Copy each line of the records that holds the string "arrow".

Start of DATA SUPPLIED

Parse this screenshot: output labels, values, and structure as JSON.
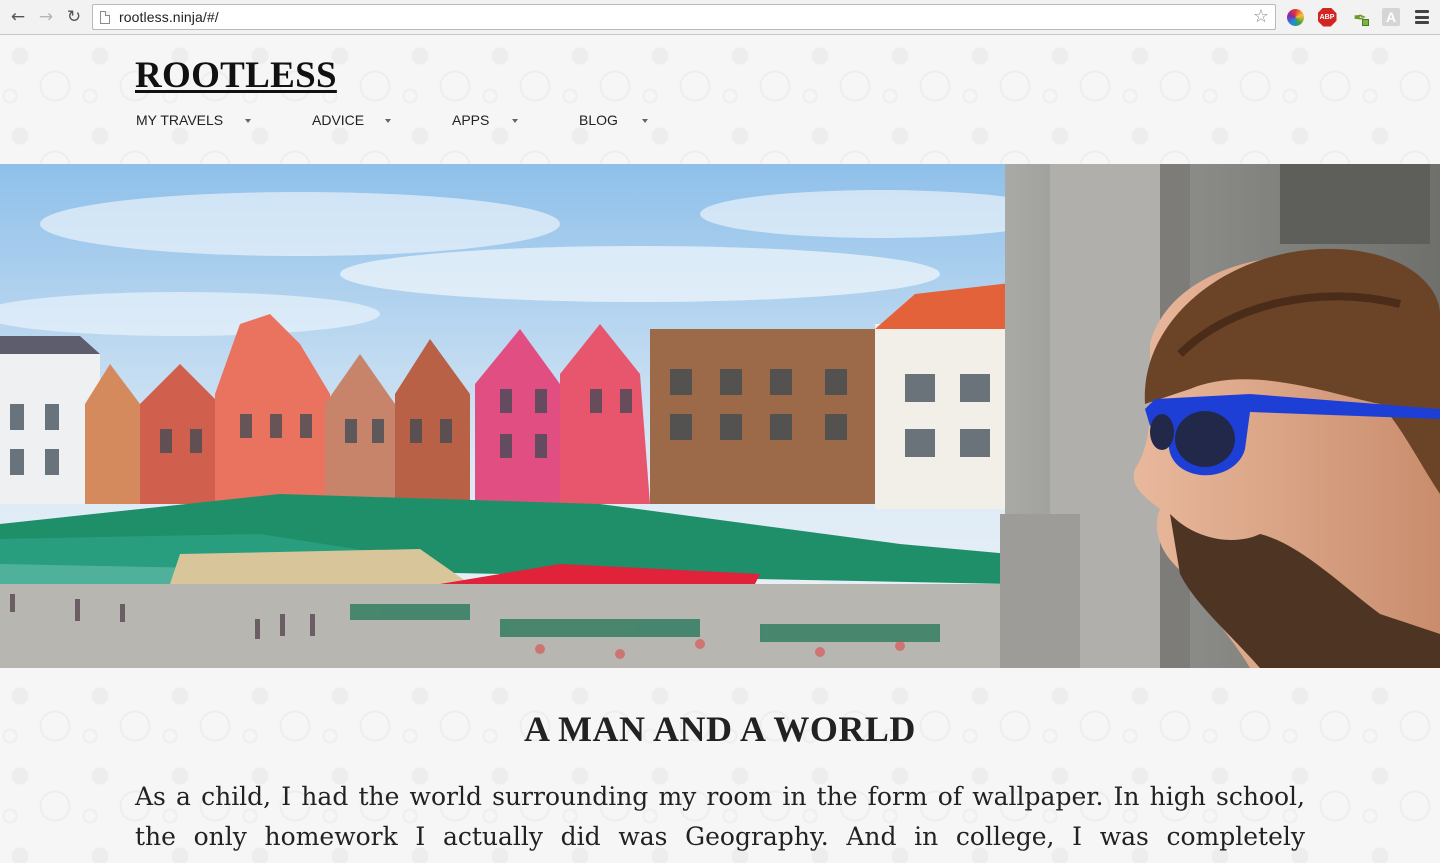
{
  "browser": {
    "url": "rootless.ninja/#/",
    "back_icon": "arrow-left-icon",
    "forward_icon": "arrow-right-icon",
    "reload_icon": "reload-icon",
    "bookmark_icon": "star-icon",
    "extensions": [
      "color-picker-icon",
      "adblock-plus-icon",
      "eyedropper-icon",
      "readability-icon"
    ],
    "menu_icon": "hamburger-menu-icon"
  },
  "site": {
    "logo": "ROOTLESS",
    "nav": [
      {
        "label": "MY TRAVELS"
      },
      {
        "label": "ADVICE"
      },
      {
        "label": "APPS"
      },
      {
        "label": "BLOG"
      }
    ]
  },
  "hero": {
    "description_icon": "hero-photo"
  },
  "article": {
    "title": "A MAN AND A WORLD",
    "paragraph": "As a child, I had the world surrounding my room in the form of wallpaper. In high school, the only homework I actually did was Geography. And in college, I was completely enthralled with foreign"
  },
  "colors": {
    "background": "#f6f6f6",
    "text": "#222222",
    "sunglasses": "#1e3fd6",
    "awnings": "#1f8f6a"
  }
}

End of DATA SUPPLIED

• **RESULT**
    "back_icon": "arrow-left-icon",
    "forward_icon": "arrow-right-icon",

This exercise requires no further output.